REQUEST: Copy out every line of the listing below, reproducing each one character for character.

[Region annotation records]
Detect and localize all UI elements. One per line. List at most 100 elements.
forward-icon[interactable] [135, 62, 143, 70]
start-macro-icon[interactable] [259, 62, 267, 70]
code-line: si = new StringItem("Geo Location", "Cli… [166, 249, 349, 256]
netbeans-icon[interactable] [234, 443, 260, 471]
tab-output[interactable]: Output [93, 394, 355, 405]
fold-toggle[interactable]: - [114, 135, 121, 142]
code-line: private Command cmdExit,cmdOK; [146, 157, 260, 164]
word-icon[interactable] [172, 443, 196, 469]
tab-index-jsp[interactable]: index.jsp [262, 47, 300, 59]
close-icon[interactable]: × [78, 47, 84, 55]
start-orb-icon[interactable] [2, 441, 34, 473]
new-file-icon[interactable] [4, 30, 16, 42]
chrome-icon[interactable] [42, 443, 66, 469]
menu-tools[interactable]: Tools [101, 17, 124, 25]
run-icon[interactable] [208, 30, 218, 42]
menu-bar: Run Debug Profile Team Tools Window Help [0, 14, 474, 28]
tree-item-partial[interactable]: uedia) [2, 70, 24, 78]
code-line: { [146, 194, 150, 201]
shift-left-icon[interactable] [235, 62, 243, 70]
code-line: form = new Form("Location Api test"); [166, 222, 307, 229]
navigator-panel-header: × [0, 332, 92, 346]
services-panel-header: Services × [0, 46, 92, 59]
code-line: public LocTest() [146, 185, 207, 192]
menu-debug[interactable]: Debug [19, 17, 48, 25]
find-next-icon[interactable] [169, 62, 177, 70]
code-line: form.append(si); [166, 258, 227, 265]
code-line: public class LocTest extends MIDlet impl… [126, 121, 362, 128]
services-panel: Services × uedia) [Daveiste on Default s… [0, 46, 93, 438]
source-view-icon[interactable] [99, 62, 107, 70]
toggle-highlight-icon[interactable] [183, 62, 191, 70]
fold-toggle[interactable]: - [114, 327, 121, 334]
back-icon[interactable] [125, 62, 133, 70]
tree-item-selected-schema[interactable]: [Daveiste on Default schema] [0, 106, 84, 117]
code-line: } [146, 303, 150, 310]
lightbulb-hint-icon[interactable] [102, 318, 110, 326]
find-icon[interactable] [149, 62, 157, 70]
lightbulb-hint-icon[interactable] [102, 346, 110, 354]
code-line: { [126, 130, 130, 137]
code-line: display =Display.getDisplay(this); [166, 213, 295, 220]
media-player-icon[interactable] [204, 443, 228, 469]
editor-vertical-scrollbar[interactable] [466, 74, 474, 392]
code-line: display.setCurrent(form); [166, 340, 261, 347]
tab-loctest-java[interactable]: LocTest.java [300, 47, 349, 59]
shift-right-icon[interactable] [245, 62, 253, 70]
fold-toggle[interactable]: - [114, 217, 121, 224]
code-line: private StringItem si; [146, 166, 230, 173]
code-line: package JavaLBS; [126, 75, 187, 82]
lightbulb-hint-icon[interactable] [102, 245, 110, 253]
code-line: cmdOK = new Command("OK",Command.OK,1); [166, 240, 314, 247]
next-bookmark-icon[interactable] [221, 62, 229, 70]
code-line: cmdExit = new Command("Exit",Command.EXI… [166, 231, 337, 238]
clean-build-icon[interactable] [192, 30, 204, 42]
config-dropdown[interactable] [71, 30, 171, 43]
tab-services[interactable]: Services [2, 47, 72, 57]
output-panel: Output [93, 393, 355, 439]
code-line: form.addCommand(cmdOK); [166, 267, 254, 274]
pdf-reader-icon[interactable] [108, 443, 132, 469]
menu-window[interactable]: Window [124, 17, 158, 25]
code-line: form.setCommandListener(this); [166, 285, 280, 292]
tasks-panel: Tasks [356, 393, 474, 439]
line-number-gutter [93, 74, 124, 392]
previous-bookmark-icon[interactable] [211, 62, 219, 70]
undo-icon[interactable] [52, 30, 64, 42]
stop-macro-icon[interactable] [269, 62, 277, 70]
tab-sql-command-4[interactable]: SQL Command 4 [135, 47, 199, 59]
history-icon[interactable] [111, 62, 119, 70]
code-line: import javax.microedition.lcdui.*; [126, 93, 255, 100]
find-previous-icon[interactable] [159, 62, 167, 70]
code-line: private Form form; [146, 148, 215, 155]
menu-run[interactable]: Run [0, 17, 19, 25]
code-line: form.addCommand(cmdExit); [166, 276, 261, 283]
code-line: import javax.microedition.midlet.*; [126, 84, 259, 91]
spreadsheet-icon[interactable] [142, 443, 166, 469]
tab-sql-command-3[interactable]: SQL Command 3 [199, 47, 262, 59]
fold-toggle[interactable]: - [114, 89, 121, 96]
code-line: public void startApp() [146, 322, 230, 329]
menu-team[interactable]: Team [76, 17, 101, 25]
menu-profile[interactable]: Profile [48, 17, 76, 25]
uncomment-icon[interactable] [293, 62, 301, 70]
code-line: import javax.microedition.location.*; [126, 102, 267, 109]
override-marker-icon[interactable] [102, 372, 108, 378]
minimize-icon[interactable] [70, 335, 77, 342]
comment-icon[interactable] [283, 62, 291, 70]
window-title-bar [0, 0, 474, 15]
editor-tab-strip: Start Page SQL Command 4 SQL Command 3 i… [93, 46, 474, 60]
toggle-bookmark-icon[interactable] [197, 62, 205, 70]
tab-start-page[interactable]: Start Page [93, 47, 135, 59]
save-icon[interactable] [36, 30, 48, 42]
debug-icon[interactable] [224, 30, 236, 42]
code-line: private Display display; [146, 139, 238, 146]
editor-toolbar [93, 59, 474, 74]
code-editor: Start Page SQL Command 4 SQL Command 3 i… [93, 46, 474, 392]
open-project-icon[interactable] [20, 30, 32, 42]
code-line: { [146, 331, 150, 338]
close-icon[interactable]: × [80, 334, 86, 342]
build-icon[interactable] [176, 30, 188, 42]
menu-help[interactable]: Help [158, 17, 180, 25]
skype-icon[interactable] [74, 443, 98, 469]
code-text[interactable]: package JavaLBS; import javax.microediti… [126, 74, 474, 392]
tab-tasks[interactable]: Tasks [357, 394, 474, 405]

COMPLETE OUTPUT:
Detect and localize all UI elements. One per line. List at most 100 elements.
forward-icon[interactable] [135, 62, 143, 70]
start-macro-icon[interactable] [259, 62, 267, 70]
code-line: si = new StringItem("Geo Location", "Cli… [166, 249, 349, 256]
netbeans-icon[interactable] [234, 443, 260, 471]
tab-output[interactable]: Output [93, 394, 355, 405]
fold-toggle[interactable]: - [114, 135, 121, 142]
code-line: private Command cmdExit,cmdOK; [146, 157, 260, 164]
word-icon[interactable] [172, 443, 196, 469]
tab-index-jsp[interactable]: index.jsp [262, 47, 300, 59]
close-icon[interactable]: × [78, 47, 84, 55]
start-orb-icon[interactable] [2, 441, 34, 473]
new-file-icon[interactable] [4, 30, 16, 42]
chrome-icon[interactable] [42, 443, 66, 469]
menu-tools[interactable]: Tools [101, 17, 124, 25]
run-icon[interactable] [208, 30, 218, 42]
menu-bar: Run Debug Profile Team Tools Window Help [0, 14, 474, 28]
tree-item-partial[interactable]: uedia) [2, 70, 24, 78]
code-line: { [146, 194, 150, 201]
shift-left-icon[interactable] [235, 62, 243, 70]
code-line: form = new Form("Location Api test"); [166, 222, 307, 229]
navigator-panel-header: × [0, 332, 92, 346]
services-panel-header: Services × [0, 46, 92, 59]
code-line: public LocTest() [146, 185, 207, 192]
menu-debug[interactable]: Debug [19, 17, 48, 25]
find-next-icon[interactable] [169, 62, 177, 70]
code-line: form.append(si); [166, 258, 227, 265]
code-line: public class LocTest extends MIDlet impl… [126, 121, 362, 128]
services-panel: Services × uedia) [Daveiste on Default s… [0, 46, 93, 438]
source-view-icon[interactable] [99, 62, 107, 70]
toggle-highlight-icon[interactable] [183, 62, 191, 70]
fold-toggle[interactable]: - [114, 327, 121, 334]
back-icon[interactable] [125, 62, 133, 70]
tree-item-selected-schema[interactable]: [Daveiste on Default schema] [0, 106, 84, 117]
code-line: } [146, 303, 150, 310]
lightbulb-hint-icon[interactable] [102, 318, 110, 326]
find-icon[interactable] [149, 62, 157, 70]
lightbulb-hint-icon[interactable] [102, 346, 110, 354]
code-line: { [126, 130, 130, 137]
code-line: display =Display.getDisplay(this); [166, 213, 295, 220]
media-player-icon[interactable] [204, 443, 228, 469]
editor-vertical-scrollbar[interactable] [466, 74, 474, 392]
code-line: display.setCurrent(form); [166, 340, 261, 347]
tab-loctest-java[interactable]: LocTest.java [300, 47, 349, 59]
shift-right-icon[interactable] [245, 62, 253, 70]
fold-toggle[interactable]: - [114, 217, 121, 224]
code-line: private StringItem si; [146, 166, 230, 173]
code-line: package JavaLBS; [126, 75, 187, 82]
lightbulb-hint-icon[interactable] [102, 245, 110, 253]
code-line: cmdOK = new Command("OK",Command.OK,1); [166, 240, 314, 247]
next-bookmark-icon[interactable] [221, 62, 229, 70]
code-line: cmdExit = new Command("Exit",Command.EXI… [166, 231, 337, 238]
clean-build-icon[interactable] [192, 30, 204, 42]
config-dropdown[interactable] [71, 30, 171, 43]
tab-services[interactable]: Services [2, 47, 72, 57]
output-panel: Output [93, 393, 355, 439]
code-line: form.addCommand(cmdOK); [166, 267, 254, 274]
pdf-reader-icon[interactable] [108, 443, 132, 469]
menu-window[interactable]: Window [124, 17, 158, 25]
code-line: form.setCommandListener(this); [166, 285, 280, 292]
tasks-panel: Tasks [356, 393, 474, 439]
line-number-gutter [93, 74, 124, 392]
previous-bookmark-icon[interactable] [211, 62, 219, 70]
undo-icon[interactable] [52, 30, 64, 42]
stop-macro-icon[interactable] [269, 62, 277, 70]
tab-sql-command-4[interactable]: SQL Command 4 [135, 47, 199, 59]
history-icon[interactable] [111, 62, 119, 70]
code-line: import javax.microedition.lcdui.*; [126, 93, 255, 100]
find-previous-icon[interactable] [159, 62, 167, 70]
code-line: private Form form; [146, 148, 215, 155]
menu-run[interactable]: Run [0, 17, 19, 25]
code-line: form.addCommand(cmdExit); [166, 276, 261, 283]
code-line: import javax.microedition.midlet.*; [126, 84, 259, 91]
spreadsheet-icon[interactable] [142, 443, 166, 469]
tab-sql-command-3[interactable]: SQL Command 3 [199, 47, 262, 59]
fold-toggle[interactable]: - [114, 89, 121, 96]
code-line: public void startApp() [146, 322, 230, 329]
menu-team[interactable]: Team [76, 17, 101, 25]
menu-profile[interactable]: Profile [48, 17, 76, 25]
uncomment-icon[interactable] [293, 62, 301, 70]
code-line: import javax.microedition.location.*; [126, 102, 267, 109]
override-marker-icon[interactable] [102, 372, 108, 378]
minimize-icon[interactable] [70, 335, 77, 342]
comment-icon[interactable] [283, 62, 291, 70]
window-title-bar [0, 0, 474, 15]
editor-tab-strip: Start Page SQL Command 4 SQL Command 3 i… [93, 46, 474, 60]
toggle-bookmark-icon[interactable] [197, 62, 205, 70]
tab-start-page[interactable]: Start Page [93, 47, 135, 59]
save-icon[interactable] [36, 30, 48, 42]
debug-icon[interactable] [224, 30, 236, 42]
code-line: private Display display; [146, 139, 238, 146]
editor-toolbar [93, 59, 474, 74]
code-editor: Start Page SQL Command 4 SQL Command 3 i… [93, 46, 474, 392]
open-project-icon[interactable] [20, 30, 32, 42]
code-line: { [146, 331, 150, 338]
close-icon[interactable]: × [80, 334, 86, 342]
build-icon[interactable] [176, 30, 188, 42]
menu-help[interactable]: Help [158, 17, 180, 25]
skype-icon[interactable] [74, 443, 98, 469]
code-text[interactable]: package JavaLBS; import javax.microediti… [126, 74, 474, 392]
tab-tasks[interactable]: Tasks [357, 394, 474, 405]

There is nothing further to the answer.